What you will do
Pull out every line with the word "recessions" from the entries below.

━━━━

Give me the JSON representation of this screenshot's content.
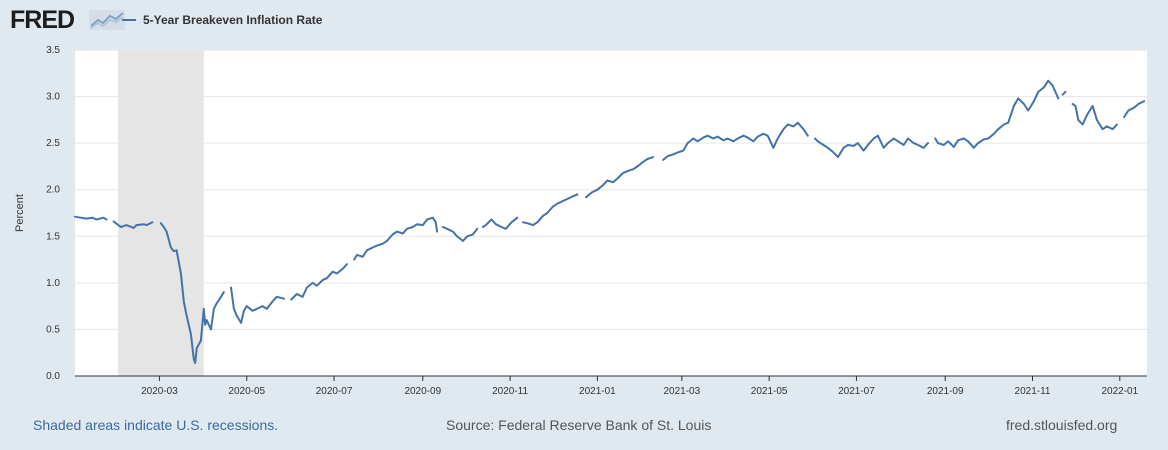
{
  "header": {
    "logo_text": "FRED",
    "legend_label": "5-Year Breakeven Inflation Rate"
  },
  "footer": {
    "recession_note": "Shaded areas indicate U.S. recessions.",
    "source": "Source: Federal Reserve Bank of St. Louis",
    "url": "fred.stlouisfed.org"
  },
  "colors": {
    "series": "#4572a7",
    "recession_shade": "#e5e5e5",
    "background": "#e1e9f0",
    "plot_background": "#ffffff",
    "grid": "#e6e6e6"
  },
  "chart_data": {
    "type": "line",
    "title": "",
    "xlabel": "",
    "ylabel": "Percent",
    "x_start": "2020-01-02",
    "x_end": "2022-01-20",
    "ylim": [
      0,
      3.5
    ],
    "yticks": [
      "0.0",
      "0.5",
      "1.0",
      "1.5",
      "2.0",
      "2.5",
      "3.0",
      "3.5"
    ],
    "xticks": [
      {
        "date": "2020-03-01",
        "label": "2020-03"
      },
      {
        "date": "2020-05-01",
        "label": "2020-05"
      },
      {
        "date": "2020-07-01",
        "label": "2020-07"
      },
      {
        "date": "2020-09-01",
        "label": "2020-09"
      },
      {
        "date": "2020-11-01",
        "label": "2020-11"
      },
      {
        "date": "2021-01-01",
        "label": "2021-01"
      },
      {
        "date": "2021-03-01",
        "label": "2021-03"
      },
      {
        "date": "2021-05-01",
        "label": "2021-05"
      },
      {
        "date": "2021-07-01",
        "label": "2021-07"
      },
      {
        "date": "2021-09-01",
        "label": "2021-09"
      },
      {
        "date": "2021-11-01",
        "label": "2021-11"
      },
      {
        "date": "2022-01-01",
        "label": "2022-01"
      }
    ],
    "grid": true,
    "recessions": [
      {
        "start": "2020-02-01",
        "end": "2020-04-01"
      }
    ],
    "series": [
      {
        "name": "5-Year Breakeven Inflation Rate",
        "segments": [
          [
            [
              "2020-01-02",
              1.71
            ],
            [
              "2020-01-06",
              1.7
            ],
            [
              "2020-01-10",
              1.69
            ],
            [
              "2020-01-14",
              1.7
            ],
            [
              "2020-01-17",
              1.68
            ],
            [
              "2020-01-22",
              1.7
            ],
            [
              "2020-01-24",
              1.68
            ]
          ],
          [
            [
              "2020-01-29",
              1.66
            ],
            [
              "2020-02-03",
              1.6
            ],
            [
              "2020-02-07",
              1.62
            ],
            [
              "2020-02-12",
              1.59
            ],
            [
              "2020-02-14",
              1.62
            ],
            [
              "2020-02-19",
              1.63
            ],
            [
              "2020-02-21",
              1.62
            ],
            [
              "2020-02-25",
              1.65
            ]
          ],
          [
            [
              "2020-03-02",
              1.64
            ],
            [
              "2020-03-04",
              1.6
            ],
            [
              "2020-03-06",
              1.55
            ],
            [
              "2020-03-09",
              1.38
            ],
            [
              "2020-03-11",
              1.34
            ],
            [
              "2020-03-13",
              1.35
            ],
            [
              "2020-03-16",
              1.1
            ],
            [
              "2020-03-18",
              0.8
            ],
            [
              "2020-03-20",
              0.65
            ],
            [
              "2020-03-23",
              0.45
            ],
            [
              "2020-03-25",
              0.18
            ],
            [
              "2020-03-26",
              0.14
            ],
            [
              "2020-03-27",
              0.3
            ],
            [
              "2020-03-30",
              0.38
            ],
            [
              "2020-04-01",
              0.72
            ],
            [
              "2020-04-02",
              0.55
            ],
            [
              "2020-04-03",
              0.6
            ],
            [
              "2020-04-06",
              0.5
            ],
            [
              "2020-04-08",
              0.72
            ],
            [
              "2020-04-10",
              0.78
            ],
            [
              "2020-04-13",
              0.85
            ],
            [
              "2020-04-15",
              0.9
            ]
          ],
          [
            [
              "2020-04-20",
              0.95
            ],
            [
              "2020-04-22",
              0.72
            ],
            [
              "2020-04-24",
              0.65
            ],
            [
              "2020-04-27",
              0.57
            ],
            [
              "2020-04-29",
              0.7
            ],
            [
              "2020-05-01",
              0.75
            ],
            [
              "2020-05-05",
              0.7
            ],
            [
              "2020-05-08",
              0.72
            ],
            [
              "2020-05-12",
              0.75
            ],
            [
              "2020-05-15",
              0.72
            ],
            [
              "2020-05-19",
              0.8
            ],
            [
              "2020-05-22",
              0.85
            ],
            [
              "2020-05-27",
              0.83
            ]
          ],
          [
            [
              "2020-06-01",
              0.82
            ],
            [
              "2020-06-05",
              0.88
            ],
            [
              "2020-06-09",
              0.85
            ],
            [
              "2020-06-12",
              0.95
            ],
            [
              "2020-06-16",
              1.0
            ],
            [
              "2020-06-19",
              0.97
            ],
            [
              "2020-06-23",
              1.03
            ],
            [
              "2020-06-26",
              1.05
            ],
            [
              "2020-06-30",
              1.12
            ],
            [
              "2020-07-03",
              1.1
            ],
            [
              "2020-07-07",
              1.15
            ],
            [
              "2020-07-10",
              1.2
            ]
          ],
          [
            [
              "2020-07-15",
              1.25
            ],
            [
              "2020-07-17",
              1.3
            ],
            [
              "2020-07-21",
              1.28
            ],
            [
              "2020-07-24",
              1.35
            ],
            [
              "2020-07-28",
              1.38
            ],
            [
              "2020-07-31",
              1.4
            ],
            [
              "2020-08-04",
              1.42
            ],
            [
              "2020-08-07",
              1.45
            ],
            [
              "2020-08-11",
              1.52
            ],
            [
              "2020-08-14",
              1.55
            ],
            [
              "2020-08-18",
              1.53
            ],
            [
              "2020-08-21",
              1.58
            ],
            [
              "2020-08-25",
              1.6
            ],
            [
              "2020-08-28",
              1.63
            ],
            [
              "2020-09-01",
              1.62
            ],
            [
              "2020-09-04",
              1.68
            ],
            [
              "2020-09-08",
              1.7
            ],
            [
              "2020-09-10",
              1.65
            ],
            [
              "2020-09-11",
              1.55
            ]
          ],
          [
            [
              "2020-09-15",
              1.6
            ],
            [
              "2020-09-18",
              1.58
            ],
            [
              "2020-09-22",
              1.55
            ],
            [
              "2020-09-25",
              1.5
            ],
            [
              "2020-09-29",
              1.45
            ],
            [
              "2020-10-02",
              1.5
            ],
            [
              "2020-10-06",
              1.52
            ],
            [
              "2020-10-09",
              1.58
            ]
          ],
          [
            [
              "2020-10-13",
              1.6
            ],
            [
              "2020-10-15",
              1.62
            ],
            [
              "2020-10-19",
              1.68
            ],
            [
              "2020-10-22",
              1.63
            ],
            [
              "2020-10-26",
              1.6
            ],
            [
              "2020-10-29",
              1.58
            ],
            [
              "2020-11-02",
              1.65
            ],
            [
              "2020-11-06",
              1.7
            ]
          ],
          [
            [
              "2020-11-10",
              1.65
            ],
            [
              "2020-11-13",
              1.64
            ],
            [
              "2020-11-17",
              1.62
            ],
            [
              "2020-11-20",
              1.65
            ],
            [
              "2020-11-24",
              1.72
            ],
            [
              "2020-11-27",
              1.75
            ],
            [
              "2020-12-01",
              1.82
            ],
            [
              "2020-12-04",
              1.85
            ],
            [
              "2020-12-08",
              1.88
            ],
            [
              "2020-12-11",
              1.9
            ],
            [
              "2020-12-15",
              1.93
            ],
            [
              "2020-12-18",
              1.95
            ]
          ],
          [
            [
              "2020-12-24",
              1.92
            ],
            [
              "2020-12-28",
              1.97
            ],
            [
              "2021-01-01",
              2.0
            ],
            [
              "2021-01-05",
              2.05
            ],
            [
              "2021-01-08",
              2.1
            ],
            [
              "2021-01-12",
              2.08
            ],
            [
              "2021-01-15",
              2.12
            ],
            [
              "2021-01-19",
              2.18
            ],
            [
              "2021-01-22",
              2.2
            ],
            [
              "2021-01-26",
              2.22
            ],
            [
              "2021-01-29",
              2.25
            ],
            [
              "2021-02-02",
              2.3
            ],
            [
              "2021-02-05",
              2.33
            ],
            [
              "2021-02-09",
              2.35
            ]
          ],
          [
            [
              "2021-02-16",
              2.32
            ],
            [
              "2021-02-19",
              2.36
            ],
            [
              "2021-02-23",
              2.38
            ],
            [
              "2021-02-26",
              2.4
            ],
            [
              "2021-03-02",
              2.42
            ],
            [
              "2021-03-05",
              2.5
            ],
            [
              "2021-03-09",
              2.55
            ],
            [
              "2021-03-12",
              2.52
            ],
            [
              "2021-03-16",
              2.56
            ],
            [
              "2021-03-19",
              2.58
            ],
            [
              "2021-03-23",
              2.55
            ],
            [
              "2021-03-26",
              2.57
            ],
            [
              "2021-03-30",
              2.53
            ],
            [
              "2021-04-02",
              2.55
            ],
            [
              "2021-04-06",
              2.52
            ],
            [
              "2021-04-09",
              2.55
            ],
            [
              "2021-04-13",
              2.58
            ],
            [
              "2021-04-16",
              2.56
            ],
            [
              "2021-04-20",
              2.52
            ],
            [
              "2021-04-23",
              2.57
            ],
            [
              "2021-04-27",
              2.6
            ],
            [
              "2021-04-30",
              2.58
            ],
            [
              "2021-05-04",
              2.45
            ],
            [
              "2021-05-07",
              2.55
            ],
            [
              "2021-05-11",
              2.65
            ],
            [
              "2021-05-14",
              2.7
            ],
            [
              "2021-05-18",
              2.68
            ],
            [
              "2021-05-21",
              2.72
            ],
            [
              "2021-05-25",
              2.65
            ],
            [
              "2021-05-28",
              2.58
            ]
          ],
          [
            [
              "2021-06-02",
              2.55
            ],
            [
              "2021-06-04",
              2.52
            ],
            [
              "2021-06-08",
              2.48
            ],
            [
              "2021-06-11",
              2.45
            ],
            [
              "2021-06-15",
              2.4
            ],
            [
              "2021-06-18",
              2.35
            ],
            [
              "2021-06-22",
              2.45
            ],
            [
              "2021-06-25",
              2.48
            ],
            [
              "2021-06-29",
              2.47
            ],
            [
              "2021-07-02",
              2.5
            ],
            [
              "2021-07-06",
              2.42
            ],
            [
              "2021-07-09",
              2.48
            ],
            [
              "2021-07-13",
              2.55
            ],
            [
              "2021-07-16",
              2.58
            ],
            [
              "2021-07-20",
              2.45
            ],
            [
              "2021-07-23",
              2.5
            ],
            [
              "2021-07-27",
              2.55
            ],
            [
              "2021-07-30",
              2.52
            ],
            [
              "2021-08-03",
              2.48
            ],
            [
              "2021-08-06",
              2.55
            ],
            [
              "2021-08-10",
              2.5
            ],
            [
              "2021-08-13",
              2.48
            ],
            [
              "2021-08-17",
              2.45
            ],
            [
              "2021-08-20",
              2.5
            ]
          ],
          [
            [
              "2021-08-25",
              2.55
            ],
            [
              "2021-08-27",
              2.5
            ],
            [
              "2021-08-31",
              2.48
            ],
            [
              "2021-09-03",
              2.52
            ],
            [
              "2021-09-07",
              2.46
            ],
            [
              "2021-09-10",
              2.53
            ],
            [
              "2021-09-14",
              2.55
            ],
            [
              "2021-09-17",
              2.52
            ],
            [
              "2021-09-21",
              2.45
            ],
            [
              "2021-09-24",
              2.5
            ],
            [
              "2021-09-28",
              2.54
            ],
            [
              "2021-10-01",
              2.55
            ],
            [
              "2021-10-05",
              2.6
            ],
            [
              "2021-10-08",
              2.65
            ],
            [
              "2021-10-12",
              2.7
            ],
            [
              "2021-10-15",
              2.72
            ],
            [
              "2021-10-19",
              2.9
            ],
            [
              "2021-10-22",
              2.98
            ],
            [
              "2021-10-26",
              2.92
            ],
            [
              "2021-10-29",
              2.85
            ],
            [
              "2021-11-02",
              2.95
            ],
            [
              "2021-11-05",
              3.05
            ],
            [
              "2021-11-09",
              3.1
            ],
            [
              "2021-11-12",
              3.17
            ],
            [
              "2021-11-15",
              3.12
            ],
            [
              "2021-11-17",
              3.05
            ],
            [
              "2021-11-19",
              2.98
            ]
          ],
          [
            [
              "2021-11-22",
              3.02
            ],
            [
              "2021-11-24",
              3.05
            ]
          ],
          [
            [
              "2021-11-29",
              2.92
            ],
            [
              "2021-12-01",
              2.9
            ],
            [
              "2021-12-03",
              2.75
            ],
            [
              "2021-12-06",
              2.7
            ],
            [
              "2021-12-09",
              2.8
            ],
            [
              "2021-12-13",
              2.9
            ],
            [
              "2021-12-16",
              2.75
            ],
            [
              "2021-12-20",
              2.65
            ],
            [
              "2021-12-23",
              2.68
            ],
            [
              "2021-12-27",
              2.65
            ],
            [
              "2021-12-30",
              2.7
            ]
          ],
          [
            [
              "2022-01-04",
              2.78
            ],
            [
              "2022-01-07",
              2.85
            ],
            [
              "2022-01-11",
              2.88
            ],
            [
              "2022-01-14",
              2.92
            ],
            [
              "2022-01-18",
              2.95
            ]
          ]
        ]
      }
    ]
  }
}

━━━━

Result below
    "recession_note": "Shaded areas indicate U.S. recessions.",
    "recessions": [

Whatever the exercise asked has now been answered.